What is being asked>
Copy each line with the word "name" in it.

Rows>
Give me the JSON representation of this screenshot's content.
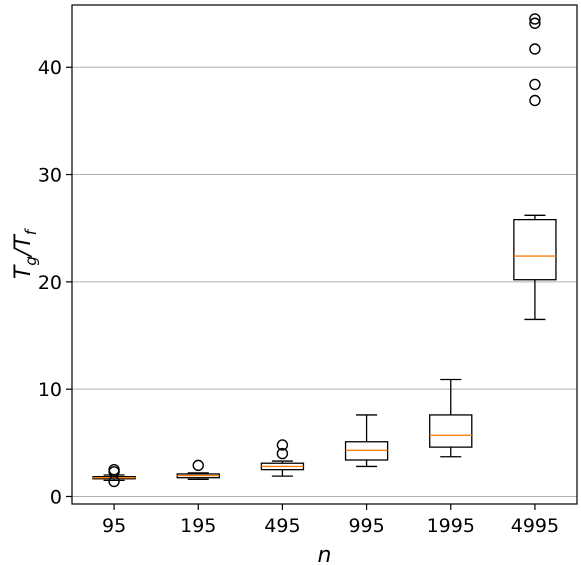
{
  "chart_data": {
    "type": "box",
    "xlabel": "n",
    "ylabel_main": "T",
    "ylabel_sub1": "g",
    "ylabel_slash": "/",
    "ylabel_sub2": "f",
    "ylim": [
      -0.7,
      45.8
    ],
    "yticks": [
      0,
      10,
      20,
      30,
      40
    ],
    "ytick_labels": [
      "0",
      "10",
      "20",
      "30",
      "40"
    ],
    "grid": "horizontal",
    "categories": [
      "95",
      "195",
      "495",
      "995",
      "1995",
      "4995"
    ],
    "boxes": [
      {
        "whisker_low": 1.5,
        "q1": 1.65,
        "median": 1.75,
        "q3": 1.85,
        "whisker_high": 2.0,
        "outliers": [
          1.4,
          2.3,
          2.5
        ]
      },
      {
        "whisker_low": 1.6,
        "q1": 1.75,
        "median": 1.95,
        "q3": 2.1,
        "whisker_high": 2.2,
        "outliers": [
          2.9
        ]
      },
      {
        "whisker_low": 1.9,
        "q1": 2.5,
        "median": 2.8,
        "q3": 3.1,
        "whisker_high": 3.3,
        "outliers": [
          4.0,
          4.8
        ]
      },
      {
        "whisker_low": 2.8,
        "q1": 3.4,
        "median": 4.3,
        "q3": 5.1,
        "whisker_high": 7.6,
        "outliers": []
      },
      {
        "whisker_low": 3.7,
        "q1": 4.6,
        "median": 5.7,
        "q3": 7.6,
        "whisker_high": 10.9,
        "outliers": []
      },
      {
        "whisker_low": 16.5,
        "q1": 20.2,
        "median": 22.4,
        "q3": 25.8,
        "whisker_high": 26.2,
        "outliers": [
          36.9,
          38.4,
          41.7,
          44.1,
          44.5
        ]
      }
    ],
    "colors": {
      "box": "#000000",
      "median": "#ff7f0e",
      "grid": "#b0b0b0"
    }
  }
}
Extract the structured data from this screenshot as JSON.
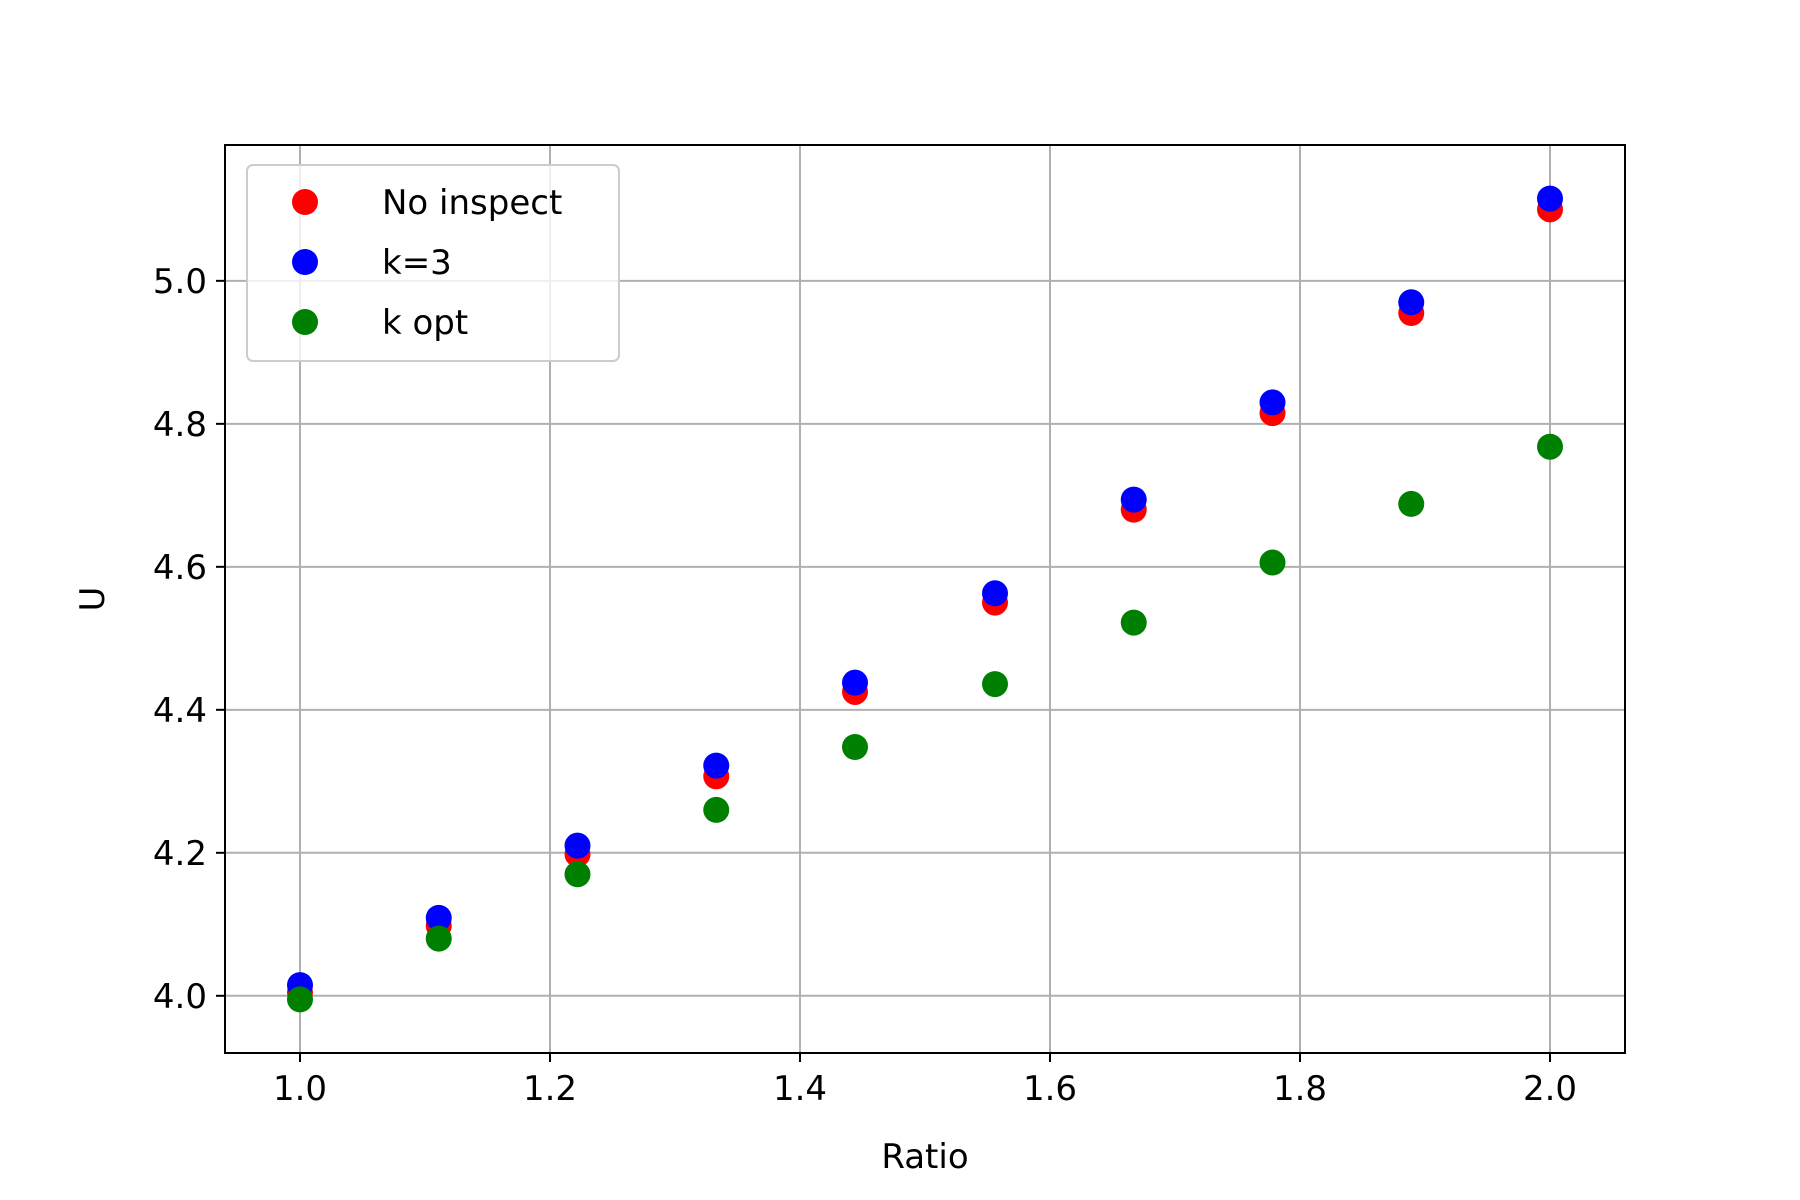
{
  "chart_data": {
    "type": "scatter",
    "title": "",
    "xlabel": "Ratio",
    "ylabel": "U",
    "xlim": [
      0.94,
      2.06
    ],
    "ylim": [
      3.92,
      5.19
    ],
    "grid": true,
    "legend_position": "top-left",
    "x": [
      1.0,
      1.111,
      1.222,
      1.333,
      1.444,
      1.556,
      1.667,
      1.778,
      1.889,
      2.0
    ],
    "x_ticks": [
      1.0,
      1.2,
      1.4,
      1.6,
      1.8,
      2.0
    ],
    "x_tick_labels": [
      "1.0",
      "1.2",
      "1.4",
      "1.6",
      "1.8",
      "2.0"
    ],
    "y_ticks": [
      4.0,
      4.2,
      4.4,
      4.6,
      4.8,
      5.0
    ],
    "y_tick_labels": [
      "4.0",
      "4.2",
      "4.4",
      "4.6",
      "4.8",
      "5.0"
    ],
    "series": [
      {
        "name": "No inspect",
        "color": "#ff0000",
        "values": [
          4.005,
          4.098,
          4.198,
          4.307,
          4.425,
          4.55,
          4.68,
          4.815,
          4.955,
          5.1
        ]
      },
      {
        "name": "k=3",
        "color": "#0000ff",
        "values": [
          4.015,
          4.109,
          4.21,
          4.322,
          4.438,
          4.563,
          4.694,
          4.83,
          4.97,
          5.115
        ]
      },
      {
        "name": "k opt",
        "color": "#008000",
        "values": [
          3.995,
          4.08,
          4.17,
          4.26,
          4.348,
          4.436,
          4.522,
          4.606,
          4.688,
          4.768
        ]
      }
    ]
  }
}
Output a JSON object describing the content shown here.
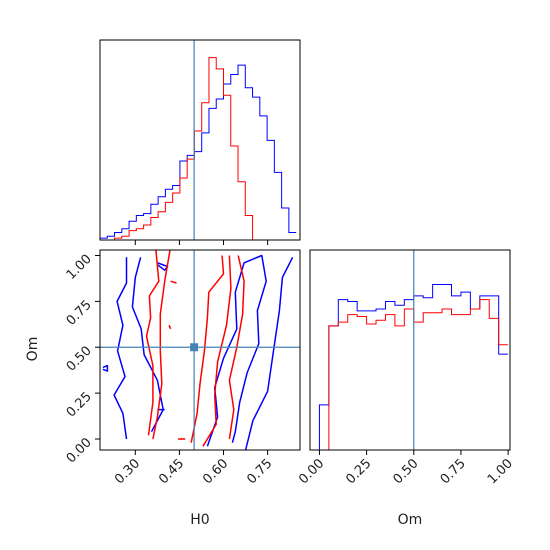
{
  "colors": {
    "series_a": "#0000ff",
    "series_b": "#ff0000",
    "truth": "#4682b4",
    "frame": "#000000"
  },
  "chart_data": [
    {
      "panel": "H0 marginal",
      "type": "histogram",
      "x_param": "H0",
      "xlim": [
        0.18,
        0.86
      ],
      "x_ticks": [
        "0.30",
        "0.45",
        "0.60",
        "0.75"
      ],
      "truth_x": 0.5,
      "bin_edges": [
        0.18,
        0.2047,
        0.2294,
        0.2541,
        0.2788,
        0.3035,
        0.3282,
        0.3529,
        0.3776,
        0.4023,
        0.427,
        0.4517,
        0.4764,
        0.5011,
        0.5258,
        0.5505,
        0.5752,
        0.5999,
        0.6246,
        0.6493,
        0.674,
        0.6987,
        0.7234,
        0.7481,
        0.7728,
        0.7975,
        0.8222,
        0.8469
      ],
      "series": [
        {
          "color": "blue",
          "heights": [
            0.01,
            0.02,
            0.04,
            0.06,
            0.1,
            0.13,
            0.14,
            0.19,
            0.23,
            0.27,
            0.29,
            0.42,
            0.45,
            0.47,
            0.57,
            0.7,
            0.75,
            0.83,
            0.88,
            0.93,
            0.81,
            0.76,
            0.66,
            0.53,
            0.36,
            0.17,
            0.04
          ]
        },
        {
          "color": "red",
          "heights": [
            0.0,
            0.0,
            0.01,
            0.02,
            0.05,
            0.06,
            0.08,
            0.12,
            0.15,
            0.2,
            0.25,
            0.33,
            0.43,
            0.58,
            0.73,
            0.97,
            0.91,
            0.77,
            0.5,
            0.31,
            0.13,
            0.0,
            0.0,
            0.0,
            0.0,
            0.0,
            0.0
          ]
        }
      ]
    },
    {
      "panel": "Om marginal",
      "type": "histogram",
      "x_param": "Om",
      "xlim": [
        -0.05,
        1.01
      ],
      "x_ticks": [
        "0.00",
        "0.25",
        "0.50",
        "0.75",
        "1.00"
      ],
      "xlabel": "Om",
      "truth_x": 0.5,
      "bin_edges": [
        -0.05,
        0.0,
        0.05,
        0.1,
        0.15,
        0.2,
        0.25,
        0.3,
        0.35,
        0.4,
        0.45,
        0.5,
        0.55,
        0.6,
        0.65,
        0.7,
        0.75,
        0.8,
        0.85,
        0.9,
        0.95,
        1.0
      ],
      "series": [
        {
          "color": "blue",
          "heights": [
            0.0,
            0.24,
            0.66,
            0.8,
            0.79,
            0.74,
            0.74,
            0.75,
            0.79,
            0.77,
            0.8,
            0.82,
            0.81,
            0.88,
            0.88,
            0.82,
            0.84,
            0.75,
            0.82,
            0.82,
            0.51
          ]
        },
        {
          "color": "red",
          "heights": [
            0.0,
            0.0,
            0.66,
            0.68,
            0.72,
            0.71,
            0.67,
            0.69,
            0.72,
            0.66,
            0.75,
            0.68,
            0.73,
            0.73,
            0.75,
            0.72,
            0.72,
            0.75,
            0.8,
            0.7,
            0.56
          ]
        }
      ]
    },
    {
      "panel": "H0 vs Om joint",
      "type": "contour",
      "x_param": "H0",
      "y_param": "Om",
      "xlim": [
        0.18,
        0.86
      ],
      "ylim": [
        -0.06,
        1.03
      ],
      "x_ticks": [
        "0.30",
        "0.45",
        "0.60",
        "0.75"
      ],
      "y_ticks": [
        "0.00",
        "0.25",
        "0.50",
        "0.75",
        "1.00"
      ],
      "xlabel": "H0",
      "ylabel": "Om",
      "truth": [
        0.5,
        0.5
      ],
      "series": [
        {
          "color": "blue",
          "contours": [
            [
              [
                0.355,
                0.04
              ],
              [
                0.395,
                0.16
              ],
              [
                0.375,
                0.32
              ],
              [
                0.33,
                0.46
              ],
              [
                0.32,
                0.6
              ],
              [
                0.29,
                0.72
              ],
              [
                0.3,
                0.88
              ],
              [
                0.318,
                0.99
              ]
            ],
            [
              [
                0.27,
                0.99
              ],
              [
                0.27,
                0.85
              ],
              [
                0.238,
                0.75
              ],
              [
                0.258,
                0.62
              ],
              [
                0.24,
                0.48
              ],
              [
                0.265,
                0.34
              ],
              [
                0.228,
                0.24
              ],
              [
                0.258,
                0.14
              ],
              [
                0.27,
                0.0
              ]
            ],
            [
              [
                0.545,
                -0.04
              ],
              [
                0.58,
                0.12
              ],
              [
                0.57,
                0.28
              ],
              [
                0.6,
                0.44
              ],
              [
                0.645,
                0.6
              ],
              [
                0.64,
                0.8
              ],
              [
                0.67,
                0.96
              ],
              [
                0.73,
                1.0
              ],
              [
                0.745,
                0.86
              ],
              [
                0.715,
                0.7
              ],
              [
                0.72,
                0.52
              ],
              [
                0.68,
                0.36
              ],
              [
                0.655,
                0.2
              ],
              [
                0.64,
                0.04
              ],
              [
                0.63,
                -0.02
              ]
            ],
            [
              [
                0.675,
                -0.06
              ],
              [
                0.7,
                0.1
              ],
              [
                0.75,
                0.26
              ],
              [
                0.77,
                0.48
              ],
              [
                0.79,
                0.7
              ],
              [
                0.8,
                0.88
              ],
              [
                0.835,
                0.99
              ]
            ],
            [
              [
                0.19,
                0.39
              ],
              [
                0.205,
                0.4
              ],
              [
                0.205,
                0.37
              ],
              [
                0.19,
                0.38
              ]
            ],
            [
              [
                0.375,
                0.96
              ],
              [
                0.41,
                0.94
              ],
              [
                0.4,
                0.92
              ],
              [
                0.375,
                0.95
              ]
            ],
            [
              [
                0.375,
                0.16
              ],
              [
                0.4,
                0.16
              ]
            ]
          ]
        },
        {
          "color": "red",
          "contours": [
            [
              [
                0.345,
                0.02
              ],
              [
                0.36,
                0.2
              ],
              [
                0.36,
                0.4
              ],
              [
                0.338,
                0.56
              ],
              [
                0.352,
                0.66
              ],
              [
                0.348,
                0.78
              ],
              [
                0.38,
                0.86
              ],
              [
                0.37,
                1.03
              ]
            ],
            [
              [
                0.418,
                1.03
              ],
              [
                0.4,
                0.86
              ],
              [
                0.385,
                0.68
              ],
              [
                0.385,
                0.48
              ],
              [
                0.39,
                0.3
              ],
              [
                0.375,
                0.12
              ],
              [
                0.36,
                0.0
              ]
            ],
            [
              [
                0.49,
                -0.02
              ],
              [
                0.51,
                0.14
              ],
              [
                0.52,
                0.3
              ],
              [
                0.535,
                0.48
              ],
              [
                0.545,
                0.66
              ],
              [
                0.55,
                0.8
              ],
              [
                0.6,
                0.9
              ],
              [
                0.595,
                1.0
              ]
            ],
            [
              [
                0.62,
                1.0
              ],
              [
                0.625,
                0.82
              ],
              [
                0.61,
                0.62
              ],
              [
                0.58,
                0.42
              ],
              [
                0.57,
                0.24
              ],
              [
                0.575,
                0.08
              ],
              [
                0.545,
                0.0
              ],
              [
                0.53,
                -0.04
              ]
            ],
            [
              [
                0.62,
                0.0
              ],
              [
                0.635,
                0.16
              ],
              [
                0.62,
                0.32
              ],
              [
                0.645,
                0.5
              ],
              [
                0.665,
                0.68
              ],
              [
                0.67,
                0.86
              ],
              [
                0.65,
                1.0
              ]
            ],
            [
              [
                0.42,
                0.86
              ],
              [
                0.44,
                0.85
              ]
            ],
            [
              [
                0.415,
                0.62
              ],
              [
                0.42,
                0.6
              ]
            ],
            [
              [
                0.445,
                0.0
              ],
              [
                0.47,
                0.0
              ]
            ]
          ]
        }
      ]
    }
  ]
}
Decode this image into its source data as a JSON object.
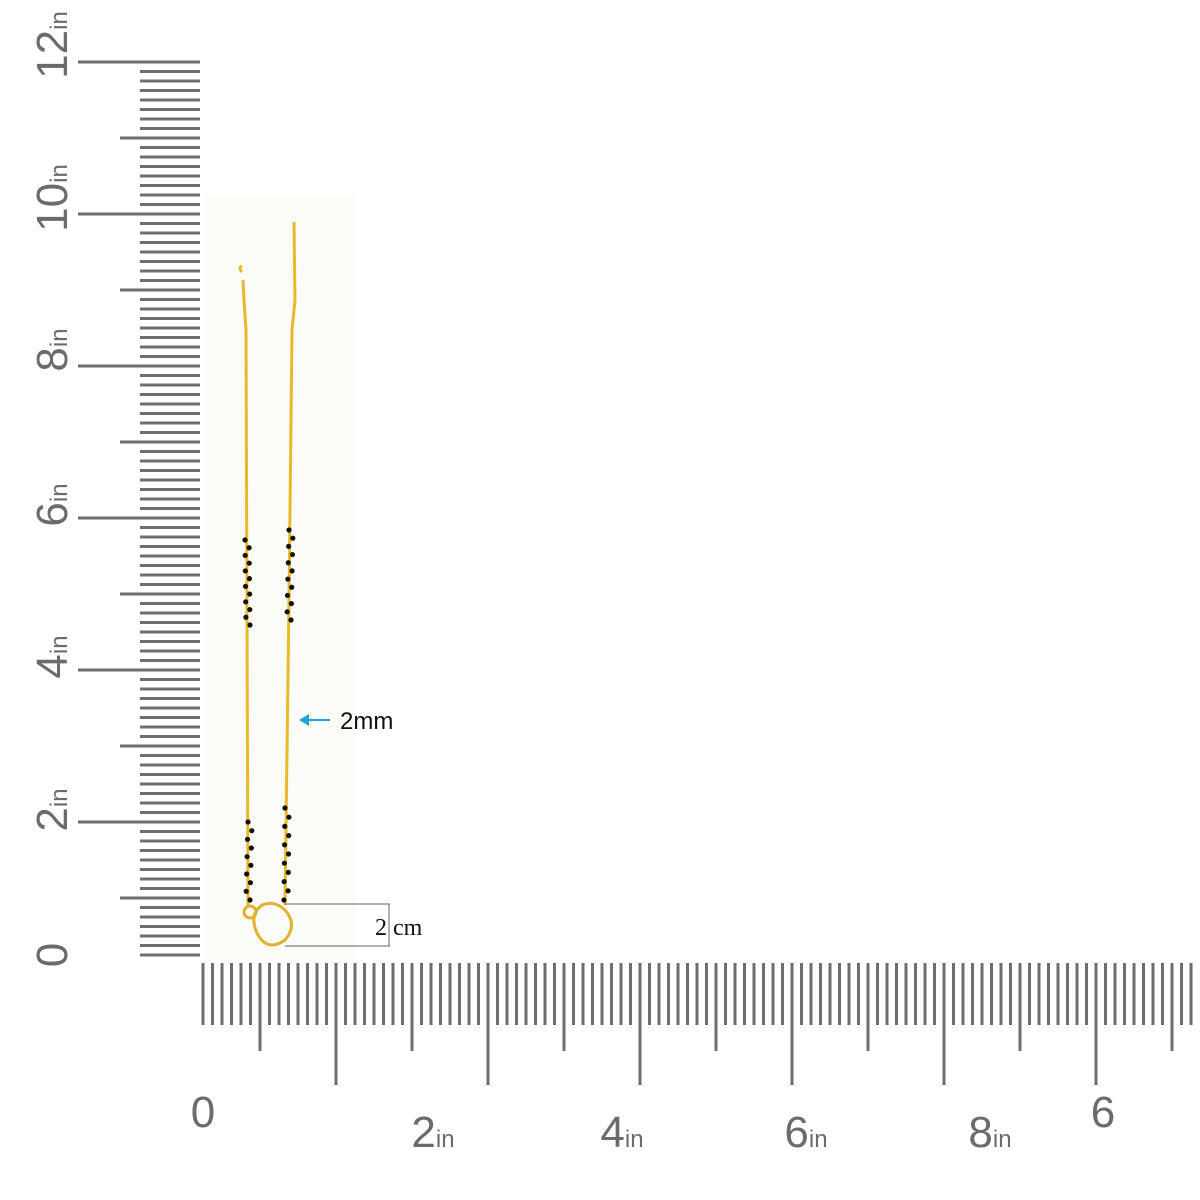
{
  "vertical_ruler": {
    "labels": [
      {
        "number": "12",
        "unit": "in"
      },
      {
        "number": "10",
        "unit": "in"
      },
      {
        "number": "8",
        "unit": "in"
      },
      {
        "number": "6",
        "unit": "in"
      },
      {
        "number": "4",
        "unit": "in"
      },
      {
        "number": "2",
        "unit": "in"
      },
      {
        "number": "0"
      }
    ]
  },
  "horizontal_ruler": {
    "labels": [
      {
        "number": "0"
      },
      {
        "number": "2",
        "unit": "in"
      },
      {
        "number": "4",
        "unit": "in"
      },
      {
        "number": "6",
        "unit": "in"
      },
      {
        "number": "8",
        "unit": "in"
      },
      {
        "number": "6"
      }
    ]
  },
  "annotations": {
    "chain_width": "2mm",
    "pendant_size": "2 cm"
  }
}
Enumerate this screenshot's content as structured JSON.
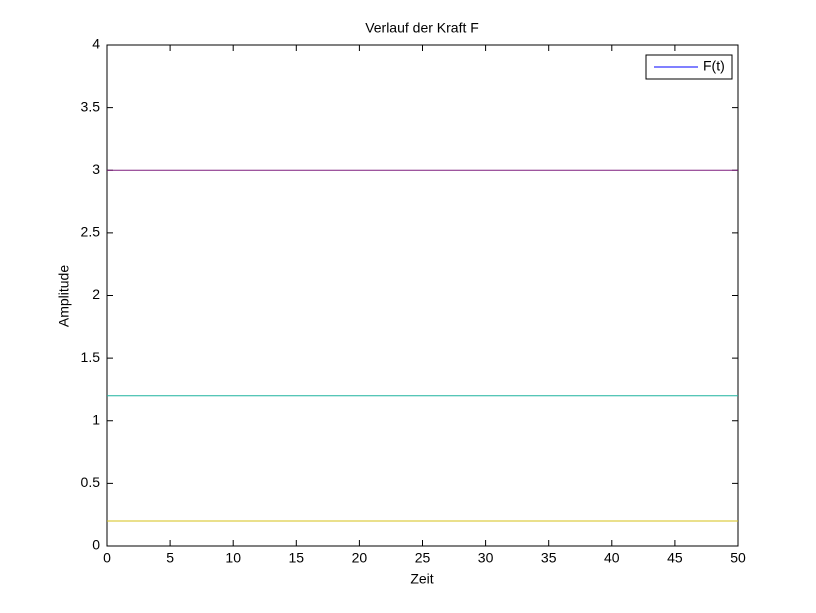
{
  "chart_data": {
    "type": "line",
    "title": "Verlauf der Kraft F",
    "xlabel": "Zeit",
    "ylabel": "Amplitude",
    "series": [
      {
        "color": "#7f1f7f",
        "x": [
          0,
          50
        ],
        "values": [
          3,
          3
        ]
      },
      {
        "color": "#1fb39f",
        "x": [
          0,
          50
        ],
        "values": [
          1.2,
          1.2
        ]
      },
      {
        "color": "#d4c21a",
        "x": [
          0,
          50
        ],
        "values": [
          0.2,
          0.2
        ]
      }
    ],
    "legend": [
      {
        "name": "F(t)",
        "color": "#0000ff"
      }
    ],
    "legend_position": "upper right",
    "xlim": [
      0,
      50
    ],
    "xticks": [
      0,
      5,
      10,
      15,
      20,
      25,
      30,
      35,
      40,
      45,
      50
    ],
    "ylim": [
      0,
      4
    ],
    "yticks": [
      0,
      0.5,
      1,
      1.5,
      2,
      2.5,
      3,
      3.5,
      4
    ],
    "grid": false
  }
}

Solution for this task>
        "name": "No inspect",
        "name": "k=3",
        "name": "k opt",
        "name": "F(t)",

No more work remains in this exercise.